(Document page data)
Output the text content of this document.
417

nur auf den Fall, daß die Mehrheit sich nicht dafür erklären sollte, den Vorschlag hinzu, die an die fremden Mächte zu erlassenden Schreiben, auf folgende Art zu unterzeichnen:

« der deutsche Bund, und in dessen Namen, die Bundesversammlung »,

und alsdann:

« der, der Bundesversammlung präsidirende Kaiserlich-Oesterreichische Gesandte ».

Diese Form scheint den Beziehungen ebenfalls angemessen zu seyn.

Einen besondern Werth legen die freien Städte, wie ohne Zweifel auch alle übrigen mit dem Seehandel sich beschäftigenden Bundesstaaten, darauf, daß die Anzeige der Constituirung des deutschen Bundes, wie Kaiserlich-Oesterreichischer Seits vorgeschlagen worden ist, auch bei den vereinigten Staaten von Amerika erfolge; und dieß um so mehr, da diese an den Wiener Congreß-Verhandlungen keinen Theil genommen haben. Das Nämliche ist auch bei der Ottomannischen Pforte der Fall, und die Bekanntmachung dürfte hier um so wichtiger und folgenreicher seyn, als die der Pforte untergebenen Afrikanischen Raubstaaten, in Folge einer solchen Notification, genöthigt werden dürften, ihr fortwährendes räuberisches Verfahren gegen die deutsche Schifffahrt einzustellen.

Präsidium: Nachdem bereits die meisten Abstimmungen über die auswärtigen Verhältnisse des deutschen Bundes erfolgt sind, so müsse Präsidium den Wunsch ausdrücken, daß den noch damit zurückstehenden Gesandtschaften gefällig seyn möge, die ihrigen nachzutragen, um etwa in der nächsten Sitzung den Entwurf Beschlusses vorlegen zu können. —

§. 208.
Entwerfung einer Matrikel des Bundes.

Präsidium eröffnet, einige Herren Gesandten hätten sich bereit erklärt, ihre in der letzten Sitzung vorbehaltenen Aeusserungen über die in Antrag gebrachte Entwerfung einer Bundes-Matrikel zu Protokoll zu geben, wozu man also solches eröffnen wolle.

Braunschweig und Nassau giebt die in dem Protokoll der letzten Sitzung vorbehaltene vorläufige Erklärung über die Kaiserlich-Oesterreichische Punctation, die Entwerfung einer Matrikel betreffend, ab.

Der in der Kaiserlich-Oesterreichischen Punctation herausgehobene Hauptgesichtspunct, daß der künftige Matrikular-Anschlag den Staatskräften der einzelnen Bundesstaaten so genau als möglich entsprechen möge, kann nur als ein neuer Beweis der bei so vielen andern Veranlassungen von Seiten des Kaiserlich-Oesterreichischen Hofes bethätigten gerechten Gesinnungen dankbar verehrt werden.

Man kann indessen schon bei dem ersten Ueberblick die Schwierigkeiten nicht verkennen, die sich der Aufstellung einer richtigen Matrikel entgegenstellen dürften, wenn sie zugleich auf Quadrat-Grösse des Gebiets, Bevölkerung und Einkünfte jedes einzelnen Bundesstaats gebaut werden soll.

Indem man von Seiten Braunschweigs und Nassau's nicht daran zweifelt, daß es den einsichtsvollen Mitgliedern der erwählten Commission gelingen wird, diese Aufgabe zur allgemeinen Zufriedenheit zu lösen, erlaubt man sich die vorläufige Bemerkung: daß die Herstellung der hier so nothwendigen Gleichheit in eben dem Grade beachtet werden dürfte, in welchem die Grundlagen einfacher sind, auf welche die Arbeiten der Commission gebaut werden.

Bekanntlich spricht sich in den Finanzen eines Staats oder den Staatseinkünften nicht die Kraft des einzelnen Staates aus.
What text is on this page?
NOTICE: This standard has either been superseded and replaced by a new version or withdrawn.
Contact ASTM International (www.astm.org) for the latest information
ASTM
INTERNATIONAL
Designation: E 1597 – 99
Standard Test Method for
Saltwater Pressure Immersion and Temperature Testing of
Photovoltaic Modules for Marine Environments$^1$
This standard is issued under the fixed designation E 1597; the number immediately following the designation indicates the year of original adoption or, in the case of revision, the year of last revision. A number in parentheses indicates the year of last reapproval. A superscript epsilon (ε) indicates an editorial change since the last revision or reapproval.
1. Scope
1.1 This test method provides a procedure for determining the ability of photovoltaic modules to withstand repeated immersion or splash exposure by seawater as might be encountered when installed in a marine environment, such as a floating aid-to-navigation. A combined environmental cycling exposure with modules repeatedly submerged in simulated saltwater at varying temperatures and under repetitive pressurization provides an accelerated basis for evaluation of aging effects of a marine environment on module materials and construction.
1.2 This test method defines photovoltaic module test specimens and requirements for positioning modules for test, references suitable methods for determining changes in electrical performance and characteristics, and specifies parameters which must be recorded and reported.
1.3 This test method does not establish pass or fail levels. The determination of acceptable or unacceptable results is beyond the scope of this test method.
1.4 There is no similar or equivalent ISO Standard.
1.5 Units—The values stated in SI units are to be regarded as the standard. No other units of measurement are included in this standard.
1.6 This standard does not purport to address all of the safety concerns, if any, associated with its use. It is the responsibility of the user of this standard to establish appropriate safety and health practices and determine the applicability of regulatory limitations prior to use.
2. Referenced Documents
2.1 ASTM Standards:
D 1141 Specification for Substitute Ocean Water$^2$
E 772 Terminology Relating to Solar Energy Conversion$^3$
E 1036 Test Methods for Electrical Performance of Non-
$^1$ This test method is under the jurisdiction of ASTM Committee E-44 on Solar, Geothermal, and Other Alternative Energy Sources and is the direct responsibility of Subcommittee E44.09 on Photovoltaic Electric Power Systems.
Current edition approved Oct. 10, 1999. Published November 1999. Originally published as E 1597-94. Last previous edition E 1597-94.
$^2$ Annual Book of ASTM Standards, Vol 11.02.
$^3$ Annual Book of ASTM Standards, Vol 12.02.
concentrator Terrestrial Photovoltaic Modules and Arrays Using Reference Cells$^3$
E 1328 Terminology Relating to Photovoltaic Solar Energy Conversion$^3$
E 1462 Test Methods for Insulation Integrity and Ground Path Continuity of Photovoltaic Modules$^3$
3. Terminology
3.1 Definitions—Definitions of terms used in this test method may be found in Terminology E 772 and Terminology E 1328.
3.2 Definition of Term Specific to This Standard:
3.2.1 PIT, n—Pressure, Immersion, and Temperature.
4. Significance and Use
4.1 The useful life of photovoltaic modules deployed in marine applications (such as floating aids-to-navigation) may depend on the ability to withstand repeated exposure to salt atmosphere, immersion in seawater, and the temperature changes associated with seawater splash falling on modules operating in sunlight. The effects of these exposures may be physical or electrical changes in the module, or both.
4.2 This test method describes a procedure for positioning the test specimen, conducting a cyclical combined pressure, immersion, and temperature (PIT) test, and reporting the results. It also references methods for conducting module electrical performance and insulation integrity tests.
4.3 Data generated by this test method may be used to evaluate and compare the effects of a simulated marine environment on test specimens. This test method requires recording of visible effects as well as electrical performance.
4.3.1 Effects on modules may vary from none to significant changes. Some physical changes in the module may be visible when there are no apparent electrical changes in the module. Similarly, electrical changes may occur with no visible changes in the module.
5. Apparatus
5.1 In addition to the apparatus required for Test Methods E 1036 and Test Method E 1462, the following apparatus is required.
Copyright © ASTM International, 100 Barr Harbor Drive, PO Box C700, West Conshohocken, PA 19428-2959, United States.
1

-- Your task --
Tally every line in these entries where the string "dürften" occurs. The tally alone is the answer.

-- Response box --
2